*The request*
Write out the complete material exactly as it stands.

*Information shown*
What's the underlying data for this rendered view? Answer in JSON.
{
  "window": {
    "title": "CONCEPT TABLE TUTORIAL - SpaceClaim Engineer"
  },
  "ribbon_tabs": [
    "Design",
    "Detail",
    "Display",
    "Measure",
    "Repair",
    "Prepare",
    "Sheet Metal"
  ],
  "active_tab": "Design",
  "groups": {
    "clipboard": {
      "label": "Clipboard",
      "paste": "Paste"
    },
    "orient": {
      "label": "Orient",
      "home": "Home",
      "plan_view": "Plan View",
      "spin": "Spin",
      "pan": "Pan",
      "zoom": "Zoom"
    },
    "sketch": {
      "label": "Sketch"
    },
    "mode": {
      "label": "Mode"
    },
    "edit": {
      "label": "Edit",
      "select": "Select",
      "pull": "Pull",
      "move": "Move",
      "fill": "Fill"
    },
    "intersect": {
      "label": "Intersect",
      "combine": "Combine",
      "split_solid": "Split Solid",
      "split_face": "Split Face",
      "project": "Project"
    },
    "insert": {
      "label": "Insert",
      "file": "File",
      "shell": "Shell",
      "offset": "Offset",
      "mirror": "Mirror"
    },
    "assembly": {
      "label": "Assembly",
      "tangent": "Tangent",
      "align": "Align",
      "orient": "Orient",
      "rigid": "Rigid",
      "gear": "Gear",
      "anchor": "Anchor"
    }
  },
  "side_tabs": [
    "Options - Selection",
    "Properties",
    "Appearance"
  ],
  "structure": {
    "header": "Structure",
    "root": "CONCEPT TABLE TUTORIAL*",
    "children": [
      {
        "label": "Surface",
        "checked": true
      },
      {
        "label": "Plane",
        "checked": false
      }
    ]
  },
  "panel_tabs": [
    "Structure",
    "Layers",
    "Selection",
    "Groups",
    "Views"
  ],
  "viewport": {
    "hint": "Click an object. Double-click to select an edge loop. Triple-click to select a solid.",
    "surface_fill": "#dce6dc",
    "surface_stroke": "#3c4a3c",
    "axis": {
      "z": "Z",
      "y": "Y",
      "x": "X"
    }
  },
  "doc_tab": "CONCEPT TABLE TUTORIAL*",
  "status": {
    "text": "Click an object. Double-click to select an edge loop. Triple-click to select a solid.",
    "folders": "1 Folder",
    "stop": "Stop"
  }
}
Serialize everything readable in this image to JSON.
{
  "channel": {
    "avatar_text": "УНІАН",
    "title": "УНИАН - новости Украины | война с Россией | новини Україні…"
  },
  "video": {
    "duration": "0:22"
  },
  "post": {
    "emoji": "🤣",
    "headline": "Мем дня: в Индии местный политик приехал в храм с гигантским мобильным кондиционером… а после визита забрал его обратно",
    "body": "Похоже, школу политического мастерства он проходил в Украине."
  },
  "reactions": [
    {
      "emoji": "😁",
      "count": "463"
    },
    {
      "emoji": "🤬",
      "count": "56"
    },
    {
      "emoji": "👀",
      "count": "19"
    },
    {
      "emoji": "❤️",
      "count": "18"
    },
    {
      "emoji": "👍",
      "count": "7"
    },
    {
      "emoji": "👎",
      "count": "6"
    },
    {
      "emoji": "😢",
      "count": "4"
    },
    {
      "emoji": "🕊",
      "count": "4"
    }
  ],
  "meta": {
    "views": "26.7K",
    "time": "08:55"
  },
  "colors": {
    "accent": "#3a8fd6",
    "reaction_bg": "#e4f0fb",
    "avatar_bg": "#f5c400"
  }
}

*Answer to the exercise*
What's the underlying data for this rendered view? Answer in JSON.
{
  "window": {
    "title": "CONCEPT TABLE TUTORIAL - SpaceClaim Engineer"
  },
  "ribbon_tabs": [
    "Design",
    "Detail",
    "Display",
    "Measure",
    "Repair",
    "Prepare",
    "Sheet Metal"
  ],
  "active_tab": "Design",
  "groups": {
    "clipboard": {
      "label": "Clipboard",
      "paste": "Paste"
    },
    "orient": {
      "label": "Orient",
      "home": "Home",
      "plan_view": "Plan View",
      "spin": "Spin",
      "pan": "Pan",
      "zoom": "Zoom"
    },
    "sketch": {
      "label": "Sketch"
    },
    "mode": {
      "label": "Mode"
    },
    "edit": {
      "label": "Edit",
      "select": "Select",
      "pull": "Pull",
      "move": "Move",
      "fill": "Fill"
    },
    "intersect": {
      "label": "Intersect",
      "combine": "Combine",
      "split_solid": "Split Solid",
      "split_face": "Split Face",
      "project": "Project"
    },
    "insert": {
      "label": "Insert",
      "file": "File",
      "shell": "Shell",
      "offset": "Offset",
      "mirror": "Mirror"
    },
    "assembly": {
      "label": "Assembly",
      "tangent": "Tangent",
      "align": "Align",
      "orient": "Orient",
      "rigid": "Rigid",
      "gear": "Gear",
      "anchor": "Anchor"
    }
  },
  "side_tabs": [
    "Options - Selection",
    "Properties",
    "Appearance"
  ],
  "structure": {
    "header": "Structure",
    "root": "CONCEPT TABLE TUTORIAL*",
    "children": [
      {
        "label": "Surface",
        "checked": true
      },
      {
        "label": "Plane",
        "checked": false
      }
    ]
  },
  "panel_tabs": [
    "Structure",
    "Layers",
    "Selection",
    "Groups",
    "Views"
  ],
  "viewport": {
    "hint": "Click an object. Double-click to select an edge loop. Triple-click to select a solid.",
    "surface_fill": "#dce6dc",
    "surface_stroke": "#3c4a3c",
    "axis": {
      "z": "Z",
      "y": "Y",
      "x": "X"
    }
  },
  "doc_tab": "CONCEPT TABLE TUTORIAL*",
  "status": {
    "text": "Click an object. Double-click to select an edge loop. Triple-click to select a solid.",
    "folders": "1 Folder",
    "stop": "Stop"
  }
}
Serialize everything readable in this image to JSON.
{
  "channel": {
    "avatar_text": "УНІАН",
    "title": "УНИАН - новости Украины | война с Россией | новини Україні…"
  },
  "video": {
    "duration": "0:22"
  },
  "post": {
    "emoji": "🤣",
    "headline": "Мем дня: в Индии местный политик приехал в храм с гигантским мобильным кондиционером… а после визита забрал его обратно",
    "body": "Похоже, школу политического мастерства он проходил в Украине."
  },
  "reactions": [
    {
      "emoji": "😁",
      "count": "463"
    },
    {
      "emoji": "🤬",
      "count": "56"
    },
    {
      "emoji": "👀",
      "count": "19"
    },
    {
      "emoji": "❤️",
      "count": "18"
    },
    {
      "emoji": "👍",
      "count": "7"
    },
    {
      "emoji": "👎",
      "count": "6"
    },
    {
      "emoji": "😢",
      "count": "4"
    },
    {
      "emoji": "🕊",
      "count": "4"
    }
  ],
  "meta": {
    "views": "26.7K",
    "time": "08:55"
  },
  "colors": {
    "accent": "#3a8fd6",
    "reaction_bg": "#e4f0fb",
    "avatar_bg": "#f5c400"
  }
}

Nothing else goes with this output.